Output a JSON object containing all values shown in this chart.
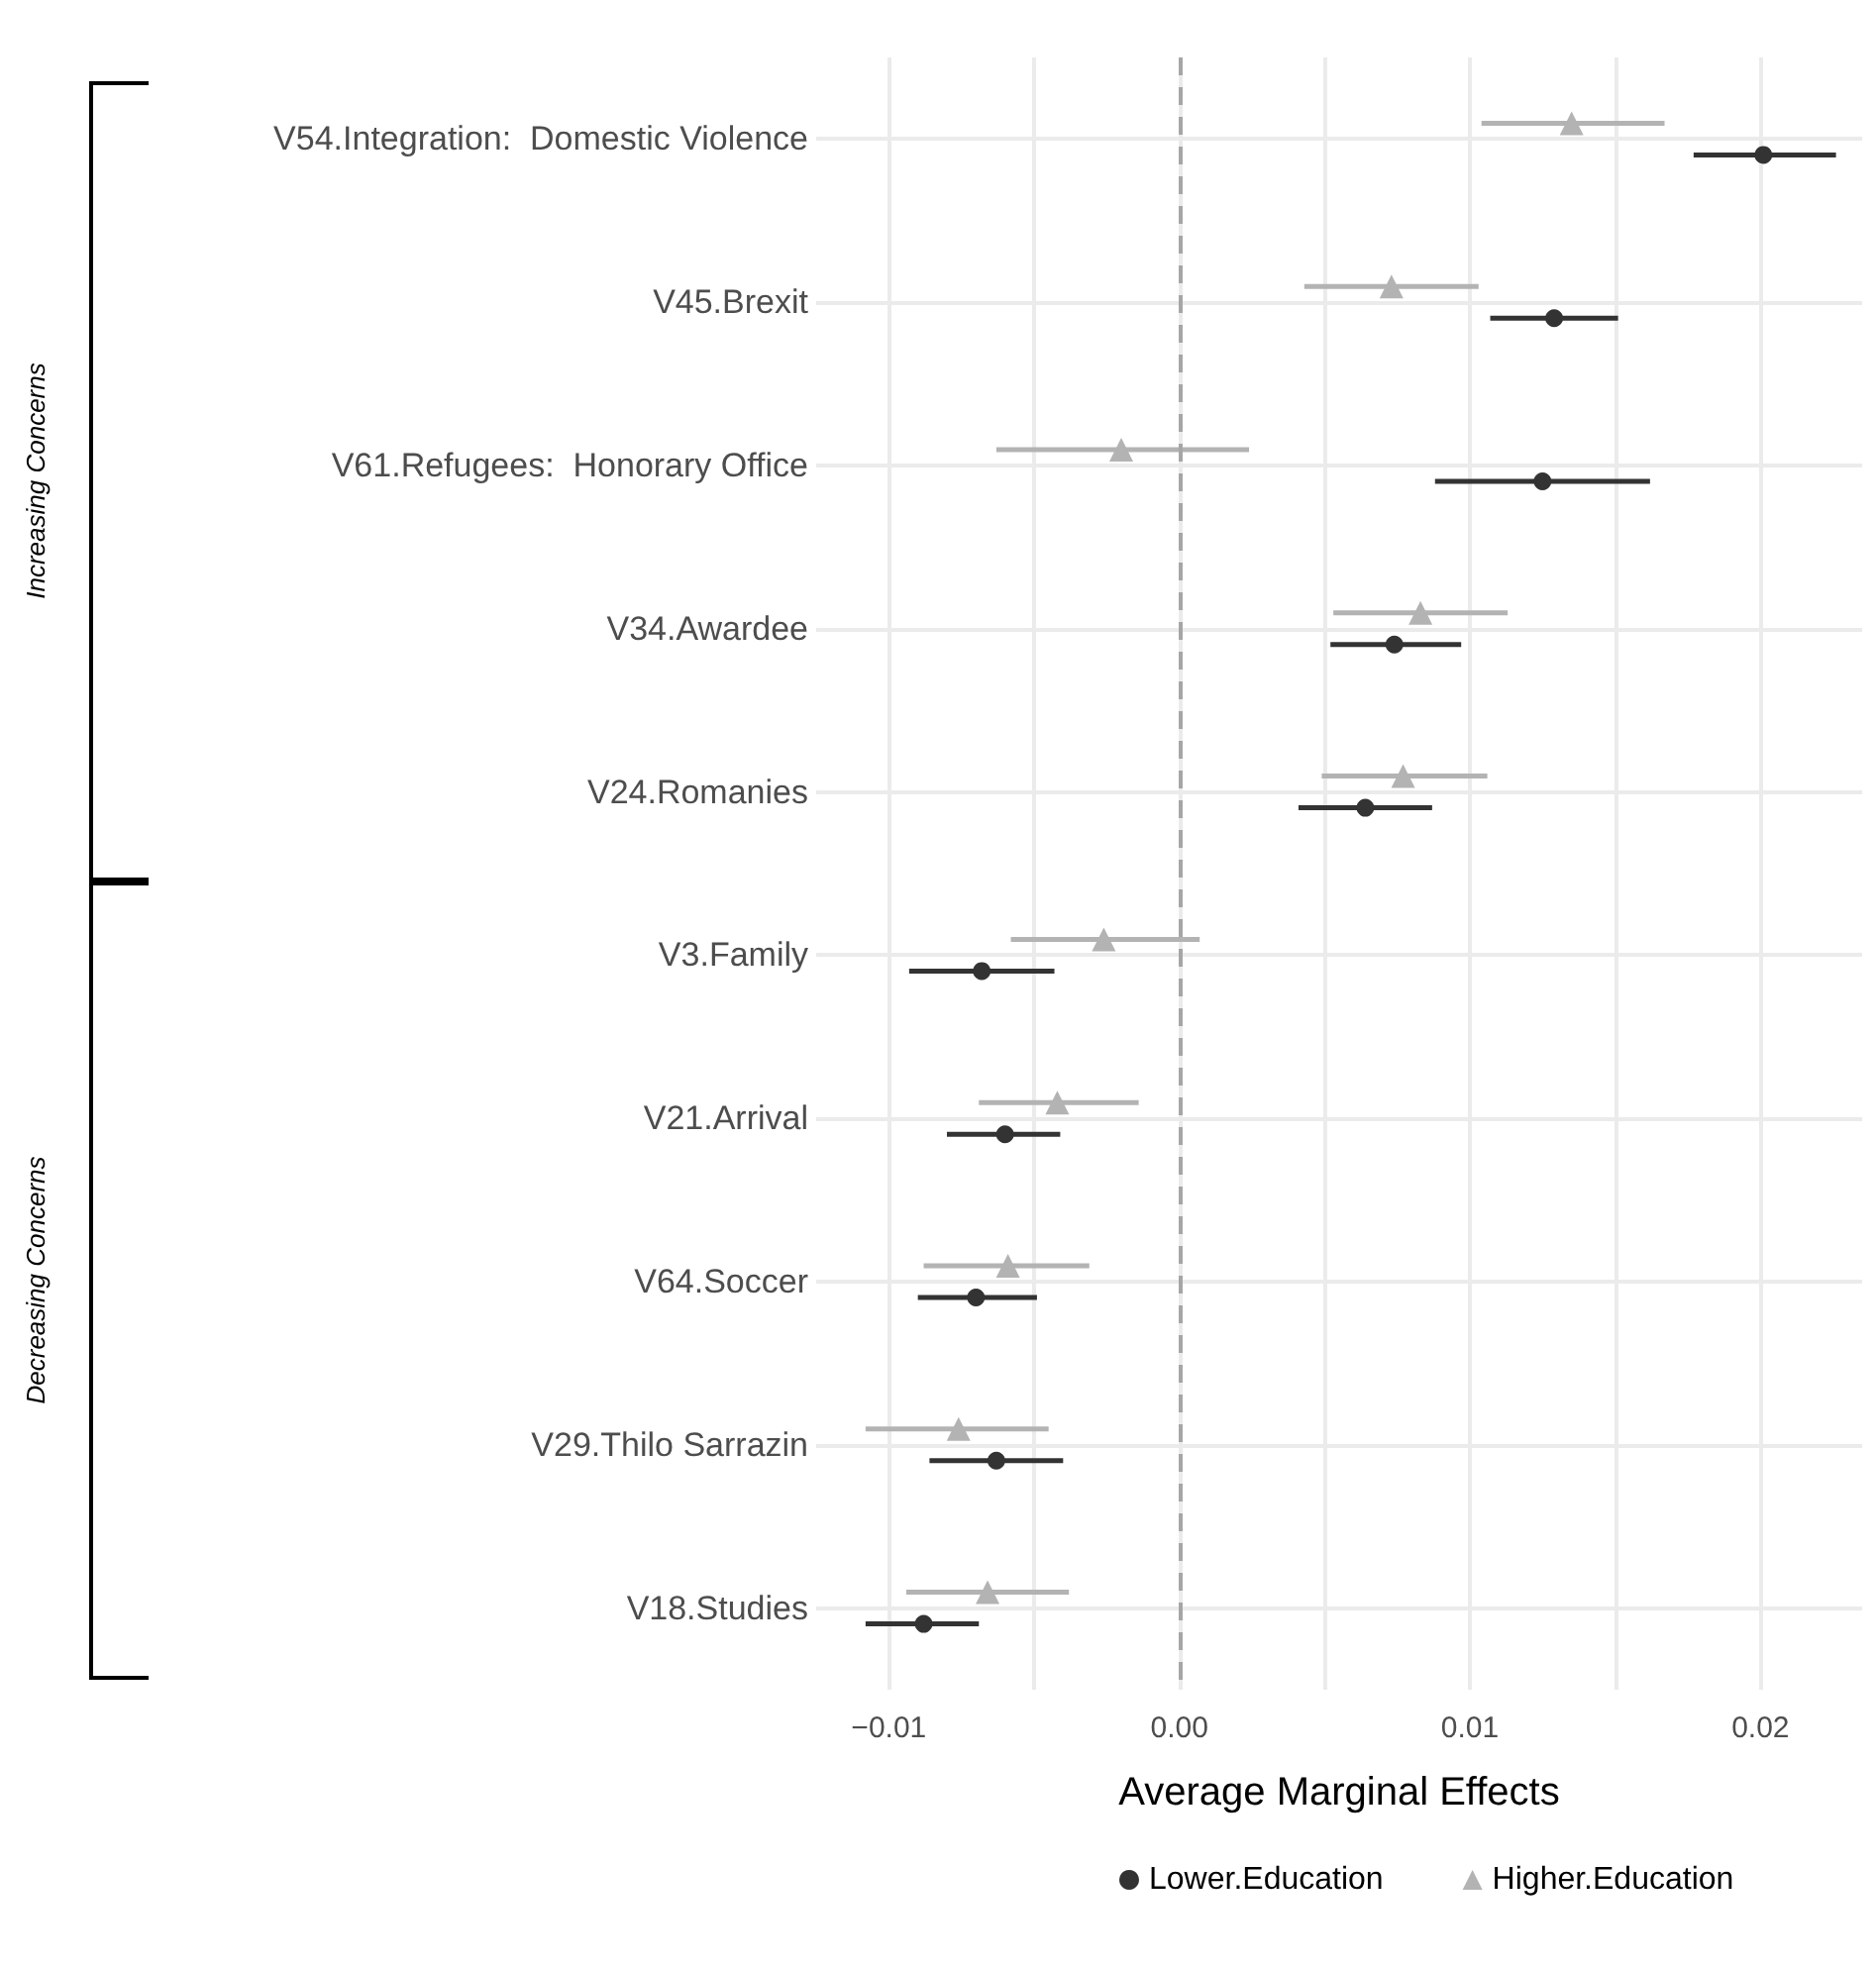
{
  "chart_data": {
    "type": "scatter",
    "orientation": "horizontal",
    "xlabel": "Average Marginal Effects",
    "categories": [
      "V54.Integration:  Domestic Violence",
      "V45.Brexit",
      "V61.Refugees:  Honorary Office",
      "V34.Awardee",
      "V24.Romanies",
      "V3.Family",
      "V21.Arrival",
      "V64.Soccer",
      "V29.Thilo Sarrazin",
      "V18.Studies"
    ],
    "series": [
      {
        "name": "Lower.Education",
        "color": "#333333",
        "marker": "circle",
        "values": [
          0.0201,
          0.0129,
          0.0125,
          0.0074,
          0.0064,
          -0.0068,
          -0.006,
          -0.007,
          -0.0063,
          -0.0088
        ],
        "errors": [
          [
            0.0177,
            0.0226
          ],
          [
            0.0107,
            0.0151
          ],
          [
            0.0088,
            0.0162
          ],
          [
            0.0052,
            0.0097
          ],
          [
            0.0041,
            0.0087
          ],
          [
            -0.0093,
            -0.0043
          ],
          [
            -0.008,
            -0.0041
          ],
          [
            -0.009,
            -0.0049
          ],
          [
            -0.0086,
            -0.004
          ],
          [
            -0.0108,
            -0.0069
          ]
        ]
      },
      {
        "name": "Higher.Education",
        "color": "#b3b3b3",
        "marker": "triangle",
        "values": [
          0.0135,
          0.0073,
          -0.002,
          0.0083,
          0.0077,
          -0.0026,
          -0.0042,
          -0.0059,
          -0.0076,
          -0.0066
        ],
        "errors": [
          [
            0.0104,
            0.0167
          ],
          [
            0.0043,
            0.0103
          ],
          [
            -0.0063,
            0.0024
          ],
          [
            0.0053,
            0.0113
          ],
          [
            0.0049,
            0.0106
          ],
          [
            -0.0058,
            0.0007
          ],
          [
            -0.0069,
            -0.0014
          ],
          [
            -0.0088,
            -0.0031
          ],
          [
            -0.0108,
            -0.0045
          ],
          [
            -0.0094,
            -0.0038
          ]
        ]
      }
    ],
    "xlim": [
      -0.0125,
      0.0235
    ],
    "xticks": [
      {
        "value": -0.01,
        "label": "−0.01"
      },
      {
        "value": -0.005,
        "label": null
      },
      {
        "value": 0,
        "label": "0.00"
      },
      {
        "value": 0.005,
        "label": null
      },
      0.01,
      {
        "value": 0.015,
        "label": null
      },
      0.02
    ],
    "ref_lines": [
      {
        "axis": "x",
        "value": 0,
        "color": "#a6a6a6",
        "line_style": "dashed"
      }
    ],
    "annotations": [
      "Increasing Concerns",
      "Decreasing Concerns"
    ],
    "grid": true,
    "legend": "bottom"
  }
}
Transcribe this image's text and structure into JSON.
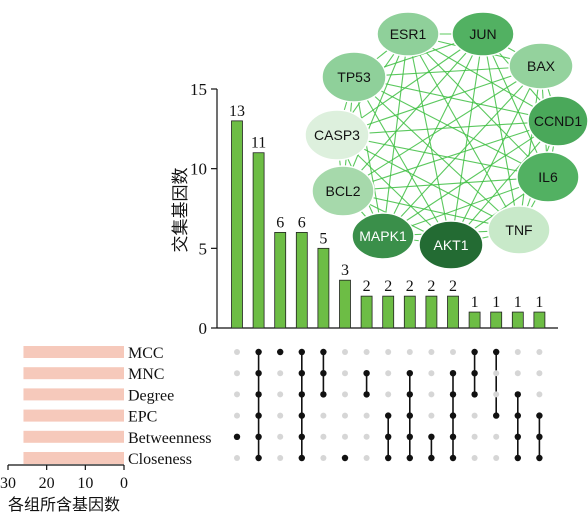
{
  "chart_data": {
    "type": "upset",
    "ylabel": "交集基因数",
    "ylim": [
      0,
      15
    ],
    "y_ticks": [
      0,
      5,
      10,
      15
    ],
    "set_size_label": "各组所含基因数",
    "set_size_xlim": [
      30,
      0
    ],
    "set_size_ticks": [
      30,
      20,
      10,
      0
    ],
    "sets": [
      {
        "name": "MCC",
        "size": 26
      },
      {
        "name": "MNC",
        "size": 26
      },
      {
        "name": "Degree",
        "size": 26
      },
      {
        "name": "EPC",
        "size": 26
      },
      {
        "name": "Betweenness",
        "size": 26
      },
      {
        "name": "Closeness",
        "size": 26
      }
    ],
    "intersections": [
      {
        "value": 13,
        "members": [
          "Betweenness"
        ]
      },
      {
        "value": 11,
        "members": [
          "MCC",
          "MNC",
          "Degree",
          "EPC",
          "Betweenness",
          "Closeness"
        ]
      },
      {
        "value": 6,
        "members": [
          "MCC"
        ]
      },
      {
        "value": 6,
        "members": [
          "MCC",
          "MNC",
          "Degree",
          "EPC",
          "Betweenness",
          "Closeness"
        ]
      },
      {
        "value": 5,
        "members": [
          "MCC",
          "MNC",
          "Degree"
        ]
      },
      {
        "value": 3,
        "members": [
          "Closeness"
        ]
      },
      {
        "value": 2,
        "members": [
          "MNC",
          "Degree"
        ]
      },
      {
        "value": 2,
        "members": [
          "EPC",
          "Betweenness",
          "Closeness"
        ]
      },
      {
        "value": 2,
        "members": [
          "MNC",
          "Degree",
          "EPC",
          "Betweenness",
          "Closeness"
        ]
      },
      {
        "value": 2,
        "members": [
          "Betweenness",
          "Closeness"
        ]
      },
      {
        "value": 2,
        "members": [
          "MNC",
          "Degree",
          "EPC",
          "Betweenness",
          "Closeness"
        ]
      },
      {
        "value": 1,
        "members": [
          "MCC",
          "MNC",
          "Degree"
        ]
      },
      {
        "value": 1,
        "members": [
          "MCC",
          "EPC"
        ]
      },
      {
        "value": 1,
        "members": [
          "Degree",
          "EPC",
          "Betweenness",
          "Closeness"
        ]
      },
      {
        "value": 1,
        "members": [
          "EPC",
          "Betweenness",
          "Closeness"
        ]
      }
    ],
    "bar_color": "#6dbd45",
    "set_bar_color": "#f6c9bb"
  },
  "network": {
    "nodes": [
      {
        "label": "ESR1",
        "color": "#8fd09a"
      },
      {
        "label": "JUN",
        "color": "#52b162"
      },
      {
        "label": "BAX",
        "color": "#94d29d"
      },
      {
        "label": "TP53",
        "color": "#8fd09a"
      },
      {
        "label": "CCND1",
        "color": "#4aa85a"
      },
      {
        "label": "CASP3",
        "color": "#ddf0dd"
      },
      {
        "label": "IL6",
        "color": "#52b162"
      },
      {
        "label": "BCL2",
        "color": "#a6d9ab"
      },
      {
        "label": "TNF",
        "color": "#c8e9c9"
      },
      {
        "label": "MAPK1",
        "color": "#3a8f4a"
      },
      {
        "label": "AKT1",
        "color": "#236b33"
      }
    ],
    "edge_color": "#3ebe42"
  }
}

Aim of the task
Using the records above, pull out each line where the word "JSON" occurs.

Expected answer
Output a JSON object containing all values shown in this chart.
Transcribe this image's text and structure into JSON.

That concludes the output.